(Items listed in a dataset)
__________

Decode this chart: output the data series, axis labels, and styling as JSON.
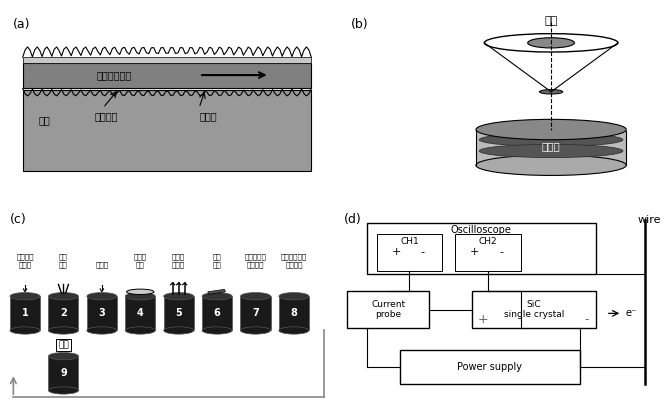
{
  "bg_color": "#ffffff",
  "panel_a": {
    "label": "(a)",
    "wire_text": "线锯运动方向",
    "wire_color": "#808080",
    "wire_light_color": "#c8c8c8",
    "workpiece_color": "#999999",
    "label1": "工件",
    "label2": "固结磨料",
    "label3": "切割区"
  },
  "panel_b": {
    "label": "(b)",
    "laser_text": "激光",
    "layer_text": "处理层",
    "disk_color": "#808080",
    "lens_color": "#d0d0d0"
  },
  "panel_c": {
    "label": "(c)",
    "steps": [
      "表面清洗\n预处理",
      "激光\n调理",
      "栖柱层",
      "聚合物\n涂层",
      "快速冷\n却剥离",
      "剥离\n品片",
      "清除聚合物\n和栖柱层",
      "获得品片和回\n收剩余料"
    ],
    "step9": "抛光",
    "numbers": [
      "1",
      "2",
      "3",
      "4",
      "5",
      "6",
      "7",
      "8",
      "9"
    ],
    "container_color": "#1a1a1a",
    "container_top_color": "#333333"
  },
  "panel_d": {
    "label": "(d)",
    "title": "wire",
    "box1": "Oscilloscope",
    "box2": "Current\nprobe",
    "box3": "SiC\nsingle crystal",
    "box4": "Power supply",
    "ch1": "CH1",
    "ch2": "CH2",
    "plus1": "+",
    "minus1": "-",
    "plus2": "+",
    "minus2": "-",
    "electron": "e⁻"
  }
}
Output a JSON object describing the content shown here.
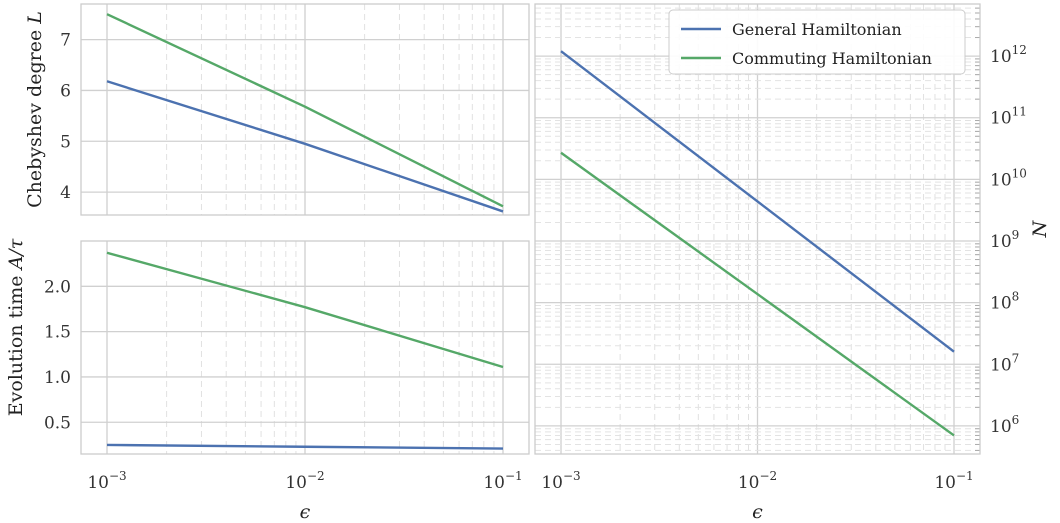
{
  "chart_data": [
    {
      "type": "line",
      "panel": "top-left",
      "xscale": "log",
      "xlim": [
        0.001,
        0.1
      ],
      "ylim": [
        3.55,
        7.7
      ],
      "xlabel": "",
      "ylabel": "Chebyshev degree L",
      "ylabel_text": "Chebyshev degree",
      "ylabel_symbol": "L",
      "yticks": [
        4,
        5,
        6,
        7
      ],
      "ytick_labels": [
        "4",
        "5",
        "6",
        "7"
      ],
      "grid": true,
      "series": [
        {
          "color": "#4c72b0",
          "x": [
            0.001,
            0.01,
            0.1
          ],
          "y": [
            6.18,
            4.95,
            3.62
          ]
        },
        {
          "color": "#55a868",
          "x": [
            0.001,
            0.01,
            0.1
          ],
          "y": [
            7.5,
            5.68,
            3.72
          ]
        }
      ]
    },
    {
      "type": "line",
      "panel": "bottom-left",
      "xscale": "log",
      "xlim": [
        0.001,
        0.1
      ],
      "ylim": [
        0.15,
        2.5
      ],
      "xlabel": "ϵ",
      "ylabel": "Evolution time A/τ",
      "ylabel_text": "Evolution time",
      "ylabel_symbol": "A/τ",
      "yticks": [
        0.5,
        1.0,
        1.5,
        2.0
      ],
      "ytick_labels": [
        "0.5",
        "1.0",
        "1.5",
        "2.0"
      ],
      "xtick_labels": [
        {
          "base": "10",
          "exp": "−3"
        },
        {
          "base": "10",
          "exp": "−2"
        },
        {
          "base": "10",
          "exp": "−1"
        }
      ],
      "grid": true,
      "series": [
        {
          "color": "#4c72b0",
          "x": [
            0.001,
            0.01,
            0.1
          ],
          "y": [
            0.25,
            0.23,
            0.21
          ]
        },
        {
          "color": "#55a868",
          "x": [
            0.001,
            0.01,
            0.1
          ],
          "y": [
            2.37,
            1.77,
            1.11
          ]
        }
      ]
    },
    {
      "type": "line",
      "panel": "right",
      "xscale": "log",
      "yscale": "log",
      "xlim": [
        0.001,
        0.1
      ],
      "ylim": [
        350000.0,
        7000000000000.0
      ],
      "xlabel": "ϵ",
      "ylabel": "N",
      "yaxis_position": "right",
      "ytick_labels": [
        {
          "base": "10",
          "exp": "6"
        },
        {
          "base": "10",
          "exp": "7"
        },
        {
          "base": "10",
          "exp": "8"
        },
        {
          "base": "10",
          "exp": "9"
        },
        {
          "base": "10",
          "exp": "10"
        },
        {
          "base": "10",
          "exp": "11"
        },
        {
          "base": "10",
          "exp": "12"
        }
      ],
      "xtick_labels": [
        {
          "base": "10",
          "exp": "−3"
        },
        {
          "base": "10",
          "exp": "−2"
        },
        {
          "base": "10",
          "exp": "−1"
        }
      ],
      "grid": true,
      "legend_position": "top-right",
      "series": [
        {
          "name": "General Hamiltonian",
          "color": "#4c72b0",
          "x": [
            0.001,
            0.1
          ],
          "y": [
            1200000000000.0,
            16000000.0
          ]
        },
        {
          "name": "Commuting Hamiltonian",
          "color": "#55a868",
          "x": [
            0.001,
            0.1
          ],
          "y": [
            27000000000.0,
            700000.0
          ]
        }
      ]
    }
  ]
}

__________

▸ **WHAT IS ASKED**
Copy all lines from the entries that contain the word "Hamiltonian".

▸ **RESULT OF THE TASK**
          "name": "General Hamiltonian",
          "name": "Commuting Hamiltonian",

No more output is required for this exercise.